## TASK TO CARRY OUT
All of the material should be reproduced exactly, with pictures left out.

## EXTRACTED MATERIAL
────────────────
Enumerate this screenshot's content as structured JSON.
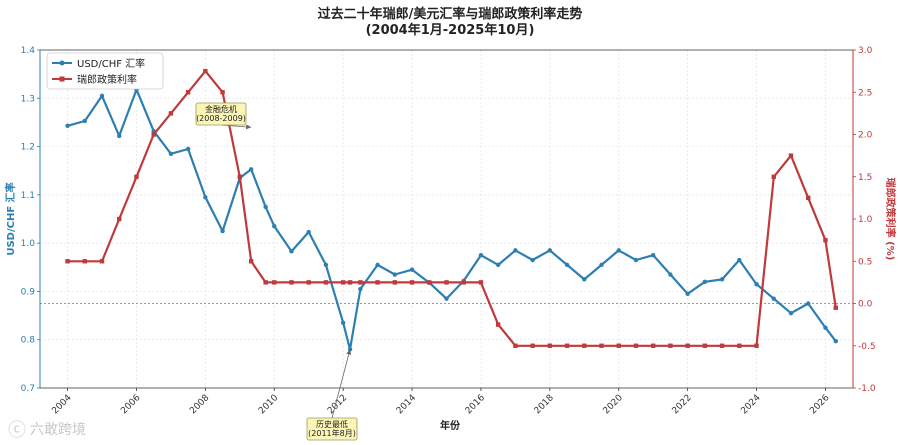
{
  "chart_data": {
    "type": "line",
    "title_line1": "过去二十年瑞郎/美元汇率与瑞郎政策利率走势",
    "title_line2": "(2004年1月-2025年10月)",
    "xlabel": "年份",
    "ylabel_left": "USD/CHF 汇率",
    "ylabel_right": "瑞郎政策利率 (%)",
    "xlim": [
      2003.2,
      2026.8
    ],
    "ylim_left": [
      0.7,
      1.4
    ],
    "ylim_right": [
      -1.0,
      3.0
    ],
    "xticks": [
      2004,
      2006,
      2008,
      2010,
      2012,
      2014,
      2016,
      2018,
      2020,
      2022,
      2024,
      2026
    ],
    "yticks_left": [
      0.7,
      0.8,
      0.9,
      1.0,
      1.1,
      1.2,
      1.3,
      1.4
    ],
    "yticks_left_labels": [
      "0.7",
      "0.8",
      "0.9",
      "1.0",
      "1.1",
      "1.2",
      "1.3",
      "1.4"
    ],
    "yticks_right": [
      -1.0,
      -0.5,
      0.0,
      0.5,
      1.0,
      1.5,
      2.0,
      2.5,
      3.0
    ],
    "yticks_right_labels": [
      "-1.0",
      "-0.5",
      "0.0",
      "0.5",
      "1.0",
      "1.5",
      "2.0",
      "2.5",
      "3.0"
    ],
    "grid": true,
    "legend_position": "top-left",
    "reference_line": {
      "axis": "right",
      "value": 0.0,
      "style": "dotted"
    },
    "series": [
      {
        "name": "USD/CHF 汇率",
        "axis": "left",
        "color": "#2c7fb0",
        "points": [
          [
            2004.0,
            1.243
          ],
          [
            2004.5,
            1.253
          ],
          [
            2005.0,
            1.305
          ],
          [
            2005.5,
            1.222
          ],
          [
            2006.0,
            1.318
          ],
          [
            2006.5,
            1.232
          ],
          [
            2007.0,
            1.185
          ],
          [
            2007.5,
            1.195
          ],
          [
            2008.0,
            1.095
          ],
          [
            2008.5,
            1.025
          ],
          [
            2009.0,
            1.135
          ],
          [
            2009.33,
            1.153
          ],
          [
            2009.75,
            1.075
          ],
          [
            2010.0,
            1.035
          ],
          [
            2010.5,
            0.983
          ],
          [
            2011.0,
            1.023
          ],
          [
            2011.5,
            0.955
          ],
          [
            2012.0,
            0.835
          ],
          [
            2012.2,
            0.78
          ],
          [
            2012.5,
            0.905
          ],
          [
            2013.0,
            0.955
          ],
          [
            2013.5,
            0.935
          ],
          [
            2014.0,
            0.945
          ],
          [
            2014.5,
            0.918
          ],
          [
            2015.0,
            0.885
          ],
          [
            2015.5,
            0.922
          ],
          [
            2016.0,
            0.975
          ],
          [
            2016.5,
            0.955
          ],
          [
            2017.0,
            0.985
          ],
          [
            2017.5,
            0.965
          ],
          [
            2018.0,
            0.985
          ],
          [
            2018.5,
            0.955
          ],
          [
            2019.0,
            0.925
          ],
          [
            2019.5,
            0.955
          ],
          [
            2020.0,
            0.985
          ],
          [
            2020.5,
            0.965
          ],
          [
            2021.0,
            0.975
          ],
          [
            2021.5,
            0.935
          ],
          [
            2022.0,
            0.895
          ],
          [
            2022.5,
            0.92
          ],
          [
            2023.0,
            0.925
          ],
          [
            2023.5,
            0.965
          ],
          [
            2024.0,
            0.915
          ],
          [
            2024.5,
            0.885
          ],
          [
            2025.0,
            0.855
          ],
          [
            2025.5,
            0.875
          ],
          [
            2026.0,
            0.825
          ],
          [
            2026.3,
            0.797
          ]
        ]
      },
      {
        "name": "瑞郎政策利率",
        "axis": "right",
        "color": "#c0393b",
        "points": [
          [
            2004.0,
            0.5
          ],
          [
            2004.5,
            0.5
          ],
          [
            2005.0,
            0.5
          ],
          [
            2005.5,
            1.0
          ],
          [
            2006.0,
            1.5
          ],
          [
            2006.5,
            2.0
          ],
          [
            2007.0,
            2.25
          ],
          [
            2007.5,
            2.5
          ],
          [
            2008.0,
            2.75
          ],
          [
            2008.5,
            2.5
          ],
          [
            2009.0,
            1.5
          ],
          [
            2009.33,
            0.5
          ],
          [
            2009.75,
            0.25
          ],
          [
            2010.0,
            0.25
          ],
          [
            2010.5,
            0.25
          ],
          [
            2011.0,
            0.25
          ],
          [
            2011.5,
            0.25
          ],
          [
            2012.0,
            0.25
          ],
          [
            2012.2,
            0.25
          ],
          [
            2012.5,
            0.25
          ],
          [
            2013.0,
            0.25
          ],
          [
            2013.5,
            0.25
          ],
          [
            2014.0,
            0.25
          ],
          [
            2014.5,
            0.25
          ],
          [
            2015.0,
            0.25
          ],
          [
            2015.5,
            0.25
          ],
          [
            2016.0,
            0.25
          ],
          [
            2016.5,
            -0.25
          ],
          [
            2017.0,
            -0.5
          ],
          [
            2017.5,
            -0.5
          ],
          [
            2018.0,
            -0.5
          ],
          [
            2018.5,
            -0.5
          ],
          [
            2019.0,
            -0.5
          ],
          [
            2019.5,
            -0.5
          ],
          [
            2020.0,
            -0.5
          ],
          [
            2020.5,
            -0.5
          ],
          [
            2021.0,
            -0.5
          ],
          [
            2021.5,
            -0.5
          ],
          [
            2022.0,
            -0.5
          ],
          [
            2022.5,
            -0.5
          ],
          [
            2023.0,
            -0.5
          ],
          [
            2023.5,
            -0.5
          ],
          [
            2024.0,
            -0.5
          ],
          [
            2024.5,
            1.5
          ],
          [
            2025.0,
            1.75
          ],
          [
            2025.5,
            1.25
          ],
          [
            2026.0,
            0.75
          ],
          [
            2026.3,
            -0.05
          ]
        ]
      }
    ],
    "annotations": [
      {
        "id": "crisis",
        "lines": [
          "金融危机",
          "(2008-2009)"
        ],
        "target_series": 0,
        "target": [
          2009.33,
          1.24
        ]
      },
      {
        "id": "low",
        "lines": [
          "历史最低",
          "(2011年8月)"
        ],
        "target_series": 0,
        "target": [
          2012.2,
          0.78
        ]
      }
    ]
  },
  "watermark": {
    "text": "六敢跨境"
  }
}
────────────────
## WORKED ANSWER
Enumerate this screenshot's content as structured JSON.
{
  "chart_data": {
    "type": "line",
    "title_line1": "过去二十年瑞郎/美元汇率与瑞郎政策利率走势",
    "title_line2": "(2004年1月-2025年10月)",
    "xlabel": "年份",
    "ylabel_left": "USD/CHF 汇率",
    "ylabel_right": "瑞郎政策利率 (%)",
    "xlim": [
      2003.2,
      2026.8
    ],
    "ylim_left": [
      0.7,
      1.4
    ],
    "ylim_right": [
      -1.0,
      3.0
    ],
    "xticks": [
      2004,
      2006,
      2008,
      2010,
      2012,
      2014,
      2016,
      2018,
      2020,
      2022,
      2024,
      2026
    ],
    "yticks_left": [
      0.7,
      0.8,
      0.9,
      1.0,
      1.1,
      1.2,
      1.3,
      1.4
    ],
    "yticks_left_labels": [
      "0.7",
      "0.8",
      "0.9",
      "1.0",
      "1.1",
      "1.2",
      "1.3",
      "1.4"
    ],
    "yticks_right": [
      -1.0,
      -0.5,
      0.0,
      0.5,
      1.0,
      1.5,
      2.0,
      2.5,
      3.0
    ],
    "yticks_right_labels": [
      "-1.0",
      "-0.5",
      "0.0",
      "0.5",
      "1.0",
      "1.5",
      "2.0",
      "2.5",
      "3.0"
    ],
    "grid": true,
    "legend_position": "top-left",
    "reference_line": {
      "axis": "right",
      "value": 0.0,
      "style": "dotted"
    },
    "series": [
      {
        "name": "USD/CHF 汇率",
        "axis": "left",
        "color": "#2c7fb0",
        "points": [
          [
            2004.0,
            1.243
          ],
          [
            2004.5,
            1.253
          ],
          [
            2005.0,
            1.305
          ],
          [
            2005.5,
            1.222
          ],
          [
            2006.0,
            1.318
          ],
          [
            2006.5,
            1.232
          ],
          [
            2007.0,
            1.185
          ],
          [
            2007.5,
            1.195
          ],
          [
            2008.0,
            1.095
          ],
          [
            2008.5,
            1.025
          ],
          [
            2009.0,
            1.135
          ],
          [
            2009.33,
            1.153
          ],
          [
            2009.75,
            1.075
          ],
          [
            2010.0,
            1.035
          ],
          [
            2010.5,
            0.983
          ],
          [
            2011.0,
            1.023
          ],
          [
            2011.5,
            0.955
          ],
          [
            2012.0,
            0.835
          ],
          [
            2012.2,
            0.78
          ],
          [
            2012.5,
            0.905
          ],
          [
            2013.0,
            0.955
          ],
          [
            2013.5,
            0.935
          ],
          [
            2014.0,
            0.945
          ],
          [
            2014.5,
            0.918
          ],
          [
            2015.0,
            0.885
          ],
          [
            2015.5,
            0.922
          ],
          [
            2016.0,
            0.975
          ],
          [
            2016.5,
            0.955
          ],
          [
            2017.0,
            0.985
          ],
          [
            2017.5,
            0.965
          ],
          [
            2018.0,
            0.985
          ],
          [
            2018.5,
            0.955
          ],
          [
            2019.0,
            0.925
          ],
          [
            2019.5,
            0.955
          ],
          [
            2020.0,
            0.985
          ],
          [
            2020.5,
            0.965
          ],
          [
            2021.0,
            0.975
          ],
          [
            2021.5,
            0.935
          ],
          [
            2022.0,
            0.895
          ],
          [
            2022.5,
            0.92
          ],
          [
            2023.0,
            0.925
          ],
          [
            2023.5,
            0.965
          ],
          [
            2024.0,
            0.915
          ],
          [
            2024.5,
            0.885
          ],
          [
            2025.0,
            0.855
          ],
          [
            2025.5,
            0.875
          ],
          [
            2026.0,
            0.825
          ],
          [
            2026.3,
            0.797
          ]
        ]
      },
      {
        "name": "瑞郎政策利率",
        "axis": "right",
        "color": "#c0393b",
        "points": [
          [
            2004.0,
            0.5
          ],
          [
            2004.5,
            0.5
          ],
          [
            2005.0,
            0.5
          ],
          [
            2005.5,
            1.0
          ],
          [
            2006.0,
            1.5
          ],
          [
            2006.5,
            2.0
          ],
          [
            2007.0,
            2.25
          ],
          [
            2007.5,
            2.5
          ],
          [
            2008.0,
            2.75
          ],
          [
            2008.5,
            2.5
          ],
          [
            2009.0,
            1.5
          ],
          [
            2009.33,
            0.5
          ],
          [
            2009.75,
            0.25
          ],
          [
            2010.0,
            0.25
          ],
          [
            2010.5,
            0.25
          ],
          [
            2011.0,
            0.25
          ],
          [
            2011.5,
            0.25
          ],
          [
            2012.0,
            0.25
          ],
          [
            2012.2,
            0.25
          ],
          [
            2012.5,
            0.25
          ],
          [
            2013.0,
            0.25
          ],
          [
            2013.5,
            0.25
          ],
          [
            2014.0,
            0.25
          ],
          [
            2014.5,
            0.25
          ],
          [
            2015.0,
            0.25
          ],
          [
            2015.5,
            0.25
          ],
          [
            2016.0,
            0.25
          ],
          [
            2016.5,
            -0.25
          ],
          [
            2017.0,
            -0.5
          ],
          [
            2017.5,
            -0.5
          ],
          [
            2018.0,
            -0.5
          ],
          [
            2018.5,
            -0.5
          ],
          [
            2019.0,
            -0.5
          ],
          [
            2019.5,
            -0.5
          ],
          [
            2020.0,
            -0.5
          ],
          [
            2020.5,
            -0.5
          ],
          [
            2021.0,
            -0.5
          ],
          [
            2021.5,
            -0.5
          ],
          [
            2022.0,
            -0.5
          ],
          [
            2022.5,
            -0.5
          ],
          [
            2023.0,
            -0.5
          ],
          [
            2023.5,
            -0.5
          ],
          [
            2024.0,
            -0.5
          ],
          [
            2024.5,
            1.5
          ],
          [
            2025.0,
            1.75
          ],
          [
            2025.5,
            1.25
          ],
          [
            2026.0,
            0.75
          ],
          [
            2026.3,
            -0.05
          ]
        ]
      }
    ],
    "annotations": [
      {
        "id": "crisis",
        "lines": [
          "金融危机",
          "(2008-2009)"
        ],
        "target_series": 0,
        "target": [
          2009.33,
          1.24
        ]
      },
      {
        "id": "low",
        "lines": [
          "历史最低",
          "(2011年8月)"
        ],
        "target_series": 0,
        "target": [
          2012.2,
          0.78
        ]
      }
    ]
  },
  "watermark": {
    "text": "六敢跨境"
  }
}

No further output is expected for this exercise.